◆ Supplied records
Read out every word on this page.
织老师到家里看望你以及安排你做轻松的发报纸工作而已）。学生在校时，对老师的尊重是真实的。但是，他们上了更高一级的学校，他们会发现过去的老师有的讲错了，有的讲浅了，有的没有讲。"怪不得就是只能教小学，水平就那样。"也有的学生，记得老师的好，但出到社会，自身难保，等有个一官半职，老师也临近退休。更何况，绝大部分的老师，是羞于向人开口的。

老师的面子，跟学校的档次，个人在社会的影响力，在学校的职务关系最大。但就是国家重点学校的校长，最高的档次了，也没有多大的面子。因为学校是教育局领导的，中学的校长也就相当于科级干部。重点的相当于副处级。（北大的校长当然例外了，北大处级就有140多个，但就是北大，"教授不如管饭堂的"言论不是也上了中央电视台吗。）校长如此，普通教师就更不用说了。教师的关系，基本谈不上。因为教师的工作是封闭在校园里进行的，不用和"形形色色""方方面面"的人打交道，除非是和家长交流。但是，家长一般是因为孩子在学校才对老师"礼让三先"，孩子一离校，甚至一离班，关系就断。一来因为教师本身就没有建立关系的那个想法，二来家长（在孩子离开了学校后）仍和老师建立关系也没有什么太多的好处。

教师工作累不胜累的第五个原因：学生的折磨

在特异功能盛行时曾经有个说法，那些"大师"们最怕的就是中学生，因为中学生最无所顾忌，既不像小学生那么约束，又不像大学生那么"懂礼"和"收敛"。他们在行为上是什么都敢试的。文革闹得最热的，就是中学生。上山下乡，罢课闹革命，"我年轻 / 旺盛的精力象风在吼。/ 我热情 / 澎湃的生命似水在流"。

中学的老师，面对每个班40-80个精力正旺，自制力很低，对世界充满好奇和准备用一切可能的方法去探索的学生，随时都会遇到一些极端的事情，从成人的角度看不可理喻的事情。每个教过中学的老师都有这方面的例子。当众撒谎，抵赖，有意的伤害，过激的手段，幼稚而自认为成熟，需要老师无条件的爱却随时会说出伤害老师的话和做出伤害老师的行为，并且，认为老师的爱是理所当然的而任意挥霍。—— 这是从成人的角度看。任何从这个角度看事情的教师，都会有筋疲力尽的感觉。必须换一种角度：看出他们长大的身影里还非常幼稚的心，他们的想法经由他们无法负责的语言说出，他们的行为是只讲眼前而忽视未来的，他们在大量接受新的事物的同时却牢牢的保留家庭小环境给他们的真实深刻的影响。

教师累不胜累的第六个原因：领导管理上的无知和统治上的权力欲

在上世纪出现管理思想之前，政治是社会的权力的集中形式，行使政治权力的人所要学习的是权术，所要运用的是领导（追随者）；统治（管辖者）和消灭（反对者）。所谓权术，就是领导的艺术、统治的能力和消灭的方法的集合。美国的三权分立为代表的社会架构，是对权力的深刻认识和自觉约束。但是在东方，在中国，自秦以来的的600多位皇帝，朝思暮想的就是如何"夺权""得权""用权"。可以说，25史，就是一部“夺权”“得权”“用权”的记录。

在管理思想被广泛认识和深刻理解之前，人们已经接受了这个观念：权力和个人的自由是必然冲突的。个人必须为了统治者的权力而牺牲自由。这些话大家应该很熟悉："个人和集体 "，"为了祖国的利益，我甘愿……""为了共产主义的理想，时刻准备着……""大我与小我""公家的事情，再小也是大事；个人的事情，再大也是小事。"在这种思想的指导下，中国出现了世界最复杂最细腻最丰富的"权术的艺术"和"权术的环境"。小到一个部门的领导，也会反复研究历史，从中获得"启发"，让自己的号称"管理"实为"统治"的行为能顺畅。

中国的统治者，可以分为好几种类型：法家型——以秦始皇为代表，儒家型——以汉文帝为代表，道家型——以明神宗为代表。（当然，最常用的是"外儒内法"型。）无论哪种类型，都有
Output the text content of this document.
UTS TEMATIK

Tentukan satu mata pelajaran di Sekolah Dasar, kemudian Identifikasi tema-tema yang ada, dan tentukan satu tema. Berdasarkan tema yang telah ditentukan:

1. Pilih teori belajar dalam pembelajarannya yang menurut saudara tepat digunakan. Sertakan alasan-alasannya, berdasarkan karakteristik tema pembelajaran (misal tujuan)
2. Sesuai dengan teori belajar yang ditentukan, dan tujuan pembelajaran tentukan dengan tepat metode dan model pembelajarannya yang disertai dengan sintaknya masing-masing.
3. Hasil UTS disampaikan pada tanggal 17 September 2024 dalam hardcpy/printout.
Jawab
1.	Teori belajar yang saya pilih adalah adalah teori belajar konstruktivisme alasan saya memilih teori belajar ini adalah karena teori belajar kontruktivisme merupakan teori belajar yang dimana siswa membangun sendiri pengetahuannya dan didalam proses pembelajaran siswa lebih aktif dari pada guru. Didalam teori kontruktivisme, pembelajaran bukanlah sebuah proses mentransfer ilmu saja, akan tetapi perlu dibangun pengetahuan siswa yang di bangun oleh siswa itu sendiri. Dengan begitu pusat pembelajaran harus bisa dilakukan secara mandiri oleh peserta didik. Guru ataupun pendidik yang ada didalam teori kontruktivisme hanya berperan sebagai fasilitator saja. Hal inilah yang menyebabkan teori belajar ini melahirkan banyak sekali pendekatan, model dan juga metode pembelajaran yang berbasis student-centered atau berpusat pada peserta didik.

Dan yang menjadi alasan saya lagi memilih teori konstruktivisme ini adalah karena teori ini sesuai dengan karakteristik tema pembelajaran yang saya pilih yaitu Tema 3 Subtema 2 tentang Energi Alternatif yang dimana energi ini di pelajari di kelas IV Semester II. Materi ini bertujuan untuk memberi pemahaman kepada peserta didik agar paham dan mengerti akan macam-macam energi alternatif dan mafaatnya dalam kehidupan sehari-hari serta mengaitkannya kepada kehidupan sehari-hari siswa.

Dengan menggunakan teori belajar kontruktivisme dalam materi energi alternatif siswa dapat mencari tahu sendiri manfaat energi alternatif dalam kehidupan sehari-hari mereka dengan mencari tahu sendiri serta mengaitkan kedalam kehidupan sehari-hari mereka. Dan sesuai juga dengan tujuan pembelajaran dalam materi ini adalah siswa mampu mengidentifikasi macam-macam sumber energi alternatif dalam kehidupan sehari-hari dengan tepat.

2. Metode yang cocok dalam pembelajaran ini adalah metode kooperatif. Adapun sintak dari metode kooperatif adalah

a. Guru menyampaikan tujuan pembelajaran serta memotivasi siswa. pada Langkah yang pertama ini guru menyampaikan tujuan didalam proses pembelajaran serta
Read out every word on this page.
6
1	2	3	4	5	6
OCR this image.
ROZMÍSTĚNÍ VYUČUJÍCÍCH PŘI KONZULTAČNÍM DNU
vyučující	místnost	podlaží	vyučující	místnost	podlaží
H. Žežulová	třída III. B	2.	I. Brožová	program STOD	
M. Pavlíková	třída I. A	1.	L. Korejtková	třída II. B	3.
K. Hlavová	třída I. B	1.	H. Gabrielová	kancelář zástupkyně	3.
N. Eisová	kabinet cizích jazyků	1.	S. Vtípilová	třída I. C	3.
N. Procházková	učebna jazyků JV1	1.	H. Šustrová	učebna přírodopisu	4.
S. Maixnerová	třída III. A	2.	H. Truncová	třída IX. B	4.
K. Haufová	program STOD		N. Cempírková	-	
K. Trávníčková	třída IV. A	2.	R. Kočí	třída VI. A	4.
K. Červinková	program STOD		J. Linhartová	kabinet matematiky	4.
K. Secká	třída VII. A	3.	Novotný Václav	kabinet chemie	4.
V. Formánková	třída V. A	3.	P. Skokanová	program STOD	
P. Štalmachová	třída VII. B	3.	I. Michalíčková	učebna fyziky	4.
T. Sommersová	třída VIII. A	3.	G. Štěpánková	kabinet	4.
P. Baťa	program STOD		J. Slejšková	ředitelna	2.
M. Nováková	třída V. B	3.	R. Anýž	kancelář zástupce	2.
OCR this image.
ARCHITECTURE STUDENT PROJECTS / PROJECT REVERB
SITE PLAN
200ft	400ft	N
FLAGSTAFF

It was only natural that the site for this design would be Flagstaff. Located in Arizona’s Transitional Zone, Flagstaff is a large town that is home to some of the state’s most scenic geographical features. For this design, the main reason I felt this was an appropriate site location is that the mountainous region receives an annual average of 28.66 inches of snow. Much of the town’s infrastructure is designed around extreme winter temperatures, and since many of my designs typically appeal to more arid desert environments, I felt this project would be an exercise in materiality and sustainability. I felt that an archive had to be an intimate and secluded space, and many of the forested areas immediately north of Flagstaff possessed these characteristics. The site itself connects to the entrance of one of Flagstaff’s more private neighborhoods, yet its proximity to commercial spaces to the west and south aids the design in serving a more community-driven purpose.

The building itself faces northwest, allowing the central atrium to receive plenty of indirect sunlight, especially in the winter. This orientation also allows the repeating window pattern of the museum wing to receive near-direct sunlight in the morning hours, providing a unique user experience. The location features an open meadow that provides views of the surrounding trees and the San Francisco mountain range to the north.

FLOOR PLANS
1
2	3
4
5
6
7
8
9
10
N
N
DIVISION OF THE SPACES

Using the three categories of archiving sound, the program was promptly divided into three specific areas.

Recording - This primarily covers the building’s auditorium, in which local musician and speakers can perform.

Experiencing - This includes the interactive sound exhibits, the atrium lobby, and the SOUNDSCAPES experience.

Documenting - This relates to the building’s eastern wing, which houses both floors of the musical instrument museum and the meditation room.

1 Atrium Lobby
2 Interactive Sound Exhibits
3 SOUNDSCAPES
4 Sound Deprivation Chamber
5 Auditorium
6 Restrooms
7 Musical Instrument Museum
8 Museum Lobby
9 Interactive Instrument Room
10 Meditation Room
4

◆ Aim
Only a number is wanted: how many lines contain the word "tepat"?

◆ Exercise output
3